== Exercise task ==
Quote the records below in full, exactly as given, with the images taken out.

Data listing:

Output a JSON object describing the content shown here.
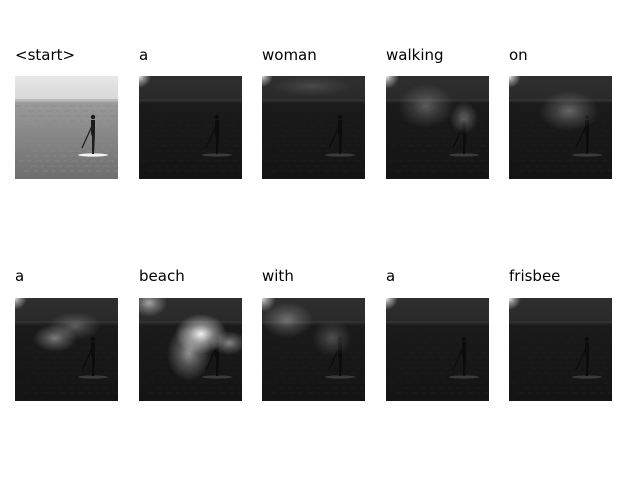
{
  "caption_tokens": [
    {
      "word": "<start>",
      "attention": "none"
    },
    {
      "word": "a",
      "attention": "corner"
    },
    {
      "word": "woman",
      "attention": "corner-faint"
    },
    {
      "word": "walking",
      "attention": "corner-left"
    },
    {
      "word": "on",
      "attention": "corner-right"
    },
    {
      "word": "a",
      "attention": "left-center"
    },
    {
      "word": "beach",
      "attention": "center-bright"
    },
    {
      "word": "with",
      "attention": "corner-diffuse"
    },
    {
      "word": "a",
      "attention": "corner"
    },
    {
      "word": "frisbee",
      "attention": "corner"
    }
  ]
}
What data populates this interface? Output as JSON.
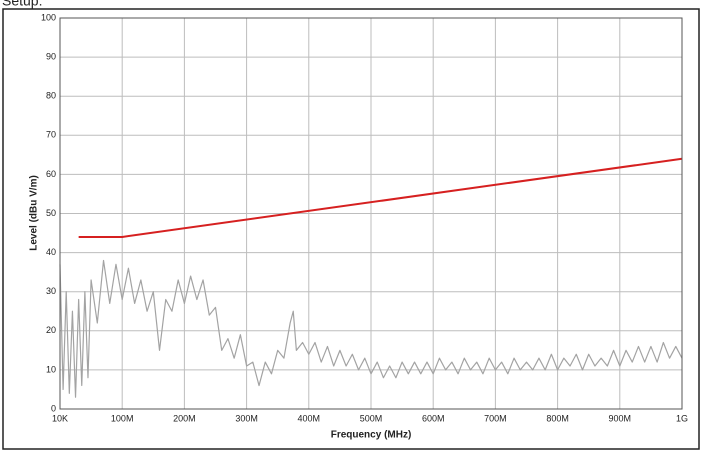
{
  "caption": "Setup:",
  "chart_data": {
    "type": "line",
    "x_label": "Frequency (MHz)",
    "y_label": "Level (dBu V/m)",
    "xlim": [
      0.01,
      1000
    ],
    "ylim": [
      0,
      100
    ],
    "xticks": [
      {
        "value": 0.01,
        "label": "10K"
      },
      {
        "value": 100,
        "label": "100M"
      },
      {
        "value": 200,
        "label": "200M"
      },
      {
        "value": 300,
        "label": "300M"
      },
      {
        "value": 400,
        "label": "400M"
      },
      {
        "value": 500,
        "label": "500M"
      },
      {
        "value": 600,
        "label": "600M"
      },
      {
        "value": 700,
        "label": "700M"
      },
      {
        "value": 800,
        "label": "800M"
      },
      {
        "value": 900,
        "label": "900M"
      },
      {
        "value": 1000,
        "label": "1G"
      }
    ],
    "yticks": [
      0,
      10,
      20,
      30,
      40,
      50,
      60,
      70,
      80,
      90,
      100
    ],
    "grid": true,
    "series": [
      {
        "color": "#a3a3a3",
        "x": [
          0.01,
          5,
          10,
          15,
          20,
          25,
          30,
          35,
          40,
          45,
          50,
          60,
          70,
          80,
          90,
          100,
          110,
          120,
          130,
          140,
          150,
          160,
          170,
          180,
          190,
          200,
          210,
          220,
          230,
          240,
          250,
          260,
          270,
          280,
          290,
          300,
          310,
          320,
          330,
          340,
          350,
          360,
          370,
          375,
          380,
          390,
          400,
          410,
          420,
          430,
          440,
          450,
          460,
          470,
          480,
          490,
          500,
          510,
          520,
          530,
          540,
          550,
          560,
          570,
          580,
          590,
          600,
          610,
          620,
          630,
          640,
          650,
          660,
          670,
          680,
          690,
          700,
          710,
          720,
          730,
          740,
          750,
          760,
          770,
          780,
          790,
          800,
          810,
          820,
          830,
          840,
          850,
          860,
          870,
          880,
          890,
          900,
          910,
          920,
          930,
          940,
          950,
          960,
          970,
          980,
          990,
          1000
        ],
        "values": [
          37,
          5,
          30,
          4,
          25,
          3,
          28,
          6,
          30,
          8,
          33,
          22,
          38,
          27,
          37,
          28,
          36,
          27,
          33,
          25,
          30,
          15,
          28,
          25,
          33,
          27,
          34,
          28,
          33,
          24,
          26,
          15,
          18,
          13,
          19,
          11,
          12,
          6,
          12,
          9,
          15,
          13,
          22,
          25,
          15,
          17,
          14,
          17,
          12,
          16,
          11,
          15,
          11,
          14,
          10,
          13,
          9,
          12,
          8,
          11,
          8,
          12,
          9,
          12,
          9,
          12,
          9,
          13,
          10,
          12,
          9,
          13,
          10,
          12,
          9,
          13,
          10,
          12,
          9,
          13,
          10,
          12,
          10,
          13,
          10,
          14,
          10,
          13,
          11,
          14,
          10,
          14,
          11,
          13,
          11,
          15,
          11,
          15,
          12,
          16,
          12,
          16,
          12,
          17,
          13,
          16,
          13
        ]
      },
      {
        "color": "#d62020",
        "x": [
          30,
          100,
          1000
        ],
        "values": [
          44,
          44,
          64
        ]
      }
    ]
  }
}
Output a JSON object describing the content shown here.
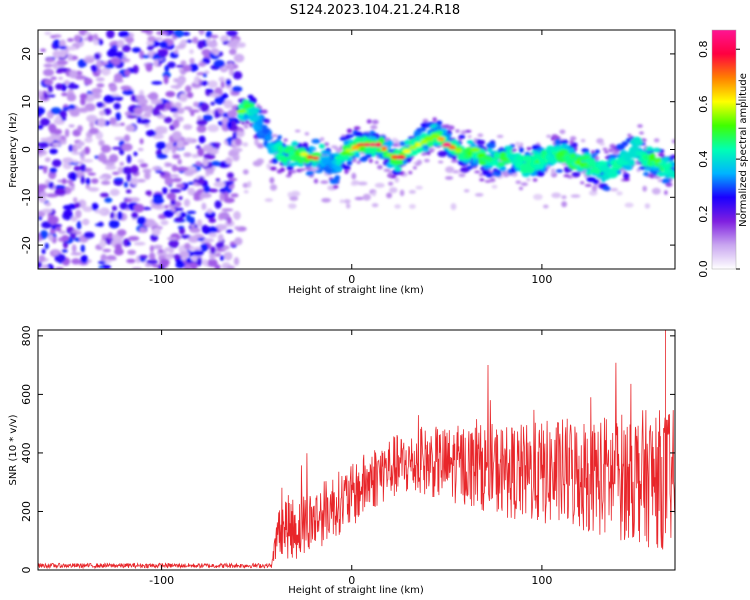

== Answer for this exercise ==
Output a JSON object describing the content shown here.
{
  "caption_tokens": [
    {
      "word": "<start>",
      "attention": "none"
    },
    {
      "word": "a",
      "attention": "corner"
    },
    {
      "word": "woman",
      "attention": "corner-faint"
    },
    {
      "word": "walking",
      "attention": "corner-left"
    },
    {
      "word": "on",
      "attention": "corner-right"
    },
    {
      "word": "a",
      "attention": "left-center"
    },
    {
      "word": "beach",
      "attention": "center-bright"
    },
    {
      "word": "with",
      "attention": "corner-diffuse"
    },
    {
      "word": "a",
      "attention": "corner"
    },
    {
      "word": "frisbee",
      "attention": "corner"
    }
  ]
}
What data populates this interface? Output as JSON.
{
  "caption": "Setup:",
  "chart_data": {
    "type": "line",
    "x_label": "Frequency (MHz)",
    "y_label": "Level (dBu V/m)",
    "xlim": [
      0.01,
      1000
    ],
    "ylim": [
      0,
      100
    ],
    "xticks": [
      {
        "value": 0.01,
        "label": "10K"
      },
      {
        "value": 100,
        "label": "100M"
      },
      {
        "value": 200,
        "label": "200M"
      },
      {
        "value": 300,
        "label": "300M"
      },
      {
        "value": 400,
        "label": "400M"
      },
      {
        "value": 500,
        "label": "500M"
      },
      {
        "value": 600,
        "label": "600M"
      },
      {
        "value": 700,
        "label": "700M"
      },
      {
        "value": 800,
        "label": "800M"
      },
      {
        "value": 900,
        "label": "900M"
      },
      {
        "value": 1000,
        "label": "1G"
      }
    ],
    "yticks": [
      0,
      10,
      20,
      30,
      40,
      50,
      60,
      70,
      80,
      90,
      100
    ],
    "grid": true,
    "series": [
      {
        "color": "#a3a3a3",
        "x": [
          0.01,
          5,
          10,
          15,
          20,
          25,
          30,
          35,
          40,
          45,
          50,
          60,
          70,
          80,
          90,
          100,
          110,
          120,
          130,
          140,
          150,
          160,
          170,
          180,
          190,
          200,
          210,
          220,
          230,
          240,
          250,
          260,
          270,
          280,
          290,
          300,
          310,
          320,
          330,
          340,
          350,
          360,
          370,
          375,
          380,
          390,
          400,
          410,
          420,
          430,
          440,
          450,
          460,
          470,
          480,
          490,
          500,
          510,
          520,
          530,
          540,
          550,
          560,
          570,
          580,
          590,
          600,
          610,
          620,
          630,
          640,
          650,
          660,
          670,
          680,
          690,
          700,
          710,
          720,
          730,
          740,
          750,
          760,
          770,
          780,
          790,
          800,
          810,
          820,
          830,
          840,
          850,
          860,
          870,
          880,
          890,
          900,
          910,
          920,
          930,
          940,
          950,
          960,
          970,
          980,
          990,
          1000
        ],
        "values": [
          37,
          5,
          30,
          4,
          25,
          3,
          28,
          6,
          30,
          8,
          33,
          22,
          38,
          27,
          37,
          28,
          36,
          27,
          33,
          25,
          30,
          15,
          28,
          25,
          33,
          27,
          34,
          28,
          33,
          24,
          26,
          15,
          18,
          13,
          19,
          11,
          12,
          6,
          12,
          9,
          15,
          13,
          22,
          25,
          15,
          17,
          14,
          17,
          12,
          16,
          11,
          15,
          11,
          14,
          10,
          13,
          9,
          12,
          8,
          11,
          8,
          12,
          9,
          12,
          9,
          12,
          9,
          13,
          10,
          12,
          9,
          13,
          10,
          12,
          9,
          13,
          10,
          12,
          9,
          13,
          10,
          12,
          10,
          13,
          10,
          14,
          10,
          13,
          11,
          14,
          10,
          14,
          11,
          13,
          11,
          15,
          11,
          15,
          12,
          16,
          12,
          16,
          12,
          17,
          13,
          16,
          13
        ]
      },
      {
        "color": "#d62020",
        "x": [
          30,
          100,
          1000
        ],
        "values": [
          44,
          44,
          64
        ]
      }
    ]
  }
}
Output a JSON object describing the content shown here.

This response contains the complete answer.